DO THIS |
In the entries below, find every line holding the string "image" and collect it.

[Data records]

-- BEGIN --

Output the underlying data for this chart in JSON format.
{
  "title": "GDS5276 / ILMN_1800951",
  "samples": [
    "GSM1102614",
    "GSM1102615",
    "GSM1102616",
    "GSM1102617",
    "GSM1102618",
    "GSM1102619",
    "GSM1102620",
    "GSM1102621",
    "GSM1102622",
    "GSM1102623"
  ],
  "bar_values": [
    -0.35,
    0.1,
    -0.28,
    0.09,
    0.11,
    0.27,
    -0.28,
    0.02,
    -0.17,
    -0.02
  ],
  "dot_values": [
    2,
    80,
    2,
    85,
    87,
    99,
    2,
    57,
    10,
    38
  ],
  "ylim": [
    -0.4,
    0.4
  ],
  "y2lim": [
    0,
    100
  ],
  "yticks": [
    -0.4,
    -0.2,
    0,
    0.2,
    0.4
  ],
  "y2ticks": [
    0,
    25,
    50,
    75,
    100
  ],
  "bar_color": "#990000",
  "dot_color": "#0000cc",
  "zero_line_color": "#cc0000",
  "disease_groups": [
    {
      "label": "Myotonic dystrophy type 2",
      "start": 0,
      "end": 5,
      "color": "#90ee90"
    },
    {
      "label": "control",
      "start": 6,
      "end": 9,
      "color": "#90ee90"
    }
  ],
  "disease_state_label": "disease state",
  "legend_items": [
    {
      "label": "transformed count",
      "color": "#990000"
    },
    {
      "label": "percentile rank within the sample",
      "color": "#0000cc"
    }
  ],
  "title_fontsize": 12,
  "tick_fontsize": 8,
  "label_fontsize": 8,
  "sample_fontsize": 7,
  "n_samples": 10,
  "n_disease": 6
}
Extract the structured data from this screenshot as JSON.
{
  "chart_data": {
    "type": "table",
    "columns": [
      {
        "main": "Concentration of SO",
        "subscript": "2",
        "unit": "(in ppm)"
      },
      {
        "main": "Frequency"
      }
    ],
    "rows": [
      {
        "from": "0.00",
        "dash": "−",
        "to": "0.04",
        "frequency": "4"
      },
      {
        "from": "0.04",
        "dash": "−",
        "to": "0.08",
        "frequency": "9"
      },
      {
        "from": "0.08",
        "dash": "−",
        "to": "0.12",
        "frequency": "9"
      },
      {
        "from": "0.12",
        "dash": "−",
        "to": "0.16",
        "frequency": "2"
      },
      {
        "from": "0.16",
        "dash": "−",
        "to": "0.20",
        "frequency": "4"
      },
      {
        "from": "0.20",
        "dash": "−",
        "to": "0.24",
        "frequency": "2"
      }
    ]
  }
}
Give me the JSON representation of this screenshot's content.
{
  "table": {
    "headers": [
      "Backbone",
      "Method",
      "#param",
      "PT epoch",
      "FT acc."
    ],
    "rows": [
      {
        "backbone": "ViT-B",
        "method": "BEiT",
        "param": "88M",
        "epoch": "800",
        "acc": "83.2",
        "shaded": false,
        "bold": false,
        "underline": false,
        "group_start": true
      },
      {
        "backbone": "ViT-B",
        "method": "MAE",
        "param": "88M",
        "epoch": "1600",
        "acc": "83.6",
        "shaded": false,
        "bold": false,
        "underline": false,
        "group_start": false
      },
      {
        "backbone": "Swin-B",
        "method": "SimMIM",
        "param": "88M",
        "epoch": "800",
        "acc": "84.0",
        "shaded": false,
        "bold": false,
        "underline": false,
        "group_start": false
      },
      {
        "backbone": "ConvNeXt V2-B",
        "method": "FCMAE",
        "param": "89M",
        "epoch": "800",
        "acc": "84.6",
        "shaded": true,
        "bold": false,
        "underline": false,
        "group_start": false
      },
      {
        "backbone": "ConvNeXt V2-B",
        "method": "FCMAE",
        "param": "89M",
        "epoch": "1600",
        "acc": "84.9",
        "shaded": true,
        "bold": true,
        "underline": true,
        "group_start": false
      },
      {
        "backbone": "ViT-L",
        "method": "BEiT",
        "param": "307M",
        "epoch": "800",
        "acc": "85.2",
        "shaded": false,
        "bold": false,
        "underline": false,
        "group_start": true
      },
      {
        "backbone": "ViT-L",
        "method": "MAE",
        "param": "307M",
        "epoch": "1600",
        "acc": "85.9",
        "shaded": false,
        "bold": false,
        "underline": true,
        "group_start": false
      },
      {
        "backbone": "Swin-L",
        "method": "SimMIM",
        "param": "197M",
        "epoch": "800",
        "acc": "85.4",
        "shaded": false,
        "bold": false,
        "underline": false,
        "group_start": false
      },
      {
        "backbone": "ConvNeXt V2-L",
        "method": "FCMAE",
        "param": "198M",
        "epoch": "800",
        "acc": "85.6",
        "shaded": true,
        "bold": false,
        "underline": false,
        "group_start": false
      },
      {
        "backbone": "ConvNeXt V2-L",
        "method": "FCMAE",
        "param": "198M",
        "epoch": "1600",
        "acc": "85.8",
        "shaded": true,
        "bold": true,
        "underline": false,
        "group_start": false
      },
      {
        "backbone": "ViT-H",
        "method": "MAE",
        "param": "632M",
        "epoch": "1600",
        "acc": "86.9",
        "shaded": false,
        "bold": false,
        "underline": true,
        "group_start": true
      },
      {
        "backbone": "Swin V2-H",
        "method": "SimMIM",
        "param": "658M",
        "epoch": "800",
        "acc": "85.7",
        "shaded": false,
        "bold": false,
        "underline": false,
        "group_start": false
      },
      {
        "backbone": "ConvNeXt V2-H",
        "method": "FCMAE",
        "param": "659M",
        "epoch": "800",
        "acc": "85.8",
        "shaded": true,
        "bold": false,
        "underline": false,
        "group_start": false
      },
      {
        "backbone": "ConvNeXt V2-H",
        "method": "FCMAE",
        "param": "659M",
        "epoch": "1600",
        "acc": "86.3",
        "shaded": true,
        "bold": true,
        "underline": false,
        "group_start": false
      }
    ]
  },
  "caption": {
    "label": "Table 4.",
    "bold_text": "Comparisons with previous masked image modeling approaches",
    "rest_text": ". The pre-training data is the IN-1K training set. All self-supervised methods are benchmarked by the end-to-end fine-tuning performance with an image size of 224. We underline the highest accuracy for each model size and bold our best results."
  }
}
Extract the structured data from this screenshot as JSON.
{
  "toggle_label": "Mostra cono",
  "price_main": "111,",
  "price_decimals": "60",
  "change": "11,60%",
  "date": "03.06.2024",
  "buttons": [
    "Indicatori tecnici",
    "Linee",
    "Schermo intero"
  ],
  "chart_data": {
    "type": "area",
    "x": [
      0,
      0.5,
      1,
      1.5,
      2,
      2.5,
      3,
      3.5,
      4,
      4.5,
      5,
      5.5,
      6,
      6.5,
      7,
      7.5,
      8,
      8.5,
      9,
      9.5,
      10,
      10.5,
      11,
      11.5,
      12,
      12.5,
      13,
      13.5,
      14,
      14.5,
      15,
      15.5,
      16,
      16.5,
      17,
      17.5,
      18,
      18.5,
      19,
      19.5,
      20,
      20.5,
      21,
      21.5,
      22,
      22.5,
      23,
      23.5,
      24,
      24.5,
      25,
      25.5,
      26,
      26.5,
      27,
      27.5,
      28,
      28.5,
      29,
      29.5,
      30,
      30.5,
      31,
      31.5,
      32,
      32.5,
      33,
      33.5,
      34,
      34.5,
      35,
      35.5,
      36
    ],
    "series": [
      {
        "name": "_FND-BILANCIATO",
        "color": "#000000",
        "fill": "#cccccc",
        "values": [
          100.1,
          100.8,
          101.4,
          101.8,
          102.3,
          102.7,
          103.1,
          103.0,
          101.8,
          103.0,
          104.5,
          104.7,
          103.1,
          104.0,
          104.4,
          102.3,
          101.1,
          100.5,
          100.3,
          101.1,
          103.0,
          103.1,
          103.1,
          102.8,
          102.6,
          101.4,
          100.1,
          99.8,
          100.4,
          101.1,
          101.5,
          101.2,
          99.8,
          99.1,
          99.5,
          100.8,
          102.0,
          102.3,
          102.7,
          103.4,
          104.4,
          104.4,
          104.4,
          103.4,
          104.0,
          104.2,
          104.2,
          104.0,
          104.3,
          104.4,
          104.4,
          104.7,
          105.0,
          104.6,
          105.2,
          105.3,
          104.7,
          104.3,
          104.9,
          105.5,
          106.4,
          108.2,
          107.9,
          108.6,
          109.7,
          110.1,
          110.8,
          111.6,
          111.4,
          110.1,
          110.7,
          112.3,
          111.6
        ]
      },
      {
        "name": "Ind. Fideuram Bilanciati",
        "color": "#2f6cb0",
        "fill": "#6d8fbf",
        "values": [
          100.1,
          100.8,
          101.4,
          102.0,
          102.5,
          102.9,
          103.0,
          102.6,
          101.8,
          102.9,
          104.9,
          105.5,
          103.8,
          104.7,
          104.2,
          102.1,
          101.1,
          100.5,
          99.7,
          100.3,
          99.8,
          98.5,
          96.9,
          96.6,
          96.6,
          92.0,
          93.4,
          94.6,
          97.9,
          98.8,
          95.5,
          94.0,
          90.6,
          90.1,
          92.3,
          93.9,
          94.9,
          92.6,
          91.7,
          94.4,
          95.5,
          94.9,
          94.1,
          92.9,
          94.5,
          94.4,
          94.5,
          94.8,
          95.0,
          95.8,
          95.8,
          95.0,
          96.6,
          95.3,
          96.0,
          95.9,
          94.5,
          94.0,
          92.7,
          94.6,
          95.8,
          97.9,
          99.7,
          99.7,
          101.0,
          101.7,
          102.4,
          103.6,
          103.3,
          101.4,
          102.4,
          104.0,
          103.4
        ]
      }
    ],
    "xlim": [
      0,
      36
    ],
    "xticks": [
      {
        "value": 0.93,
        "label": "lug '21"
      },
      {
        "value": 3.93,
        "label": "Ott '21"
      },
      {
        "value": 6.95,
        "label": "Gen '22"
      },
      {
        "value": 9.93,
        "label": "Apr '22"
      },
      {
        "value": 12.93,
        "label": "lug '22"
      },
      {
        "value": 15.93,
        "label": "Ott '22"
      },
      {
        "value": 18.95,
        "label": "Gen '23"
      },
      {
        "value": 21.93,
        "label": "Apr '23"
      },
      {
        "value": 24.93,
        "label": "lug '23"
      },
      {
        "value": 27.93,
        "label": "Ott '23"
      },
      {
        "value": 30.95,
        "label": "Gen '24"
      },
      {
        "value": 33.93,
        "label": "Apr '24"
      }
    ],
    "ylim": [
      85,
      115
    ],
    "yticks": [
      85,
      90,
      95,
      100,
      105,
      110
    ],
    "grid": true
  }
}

-- END --

FULL SOLUTION |
    "bold_text": "Comparisons with previous masked image modeling approaches",
    "rest_text": ". The pre-training data is the IN-1K training set. All self-supervised methods are benchmarked by the end-to-end fine-tuning performance with an image size of 224. We underline the highest accuracy for each model size and bold our best results."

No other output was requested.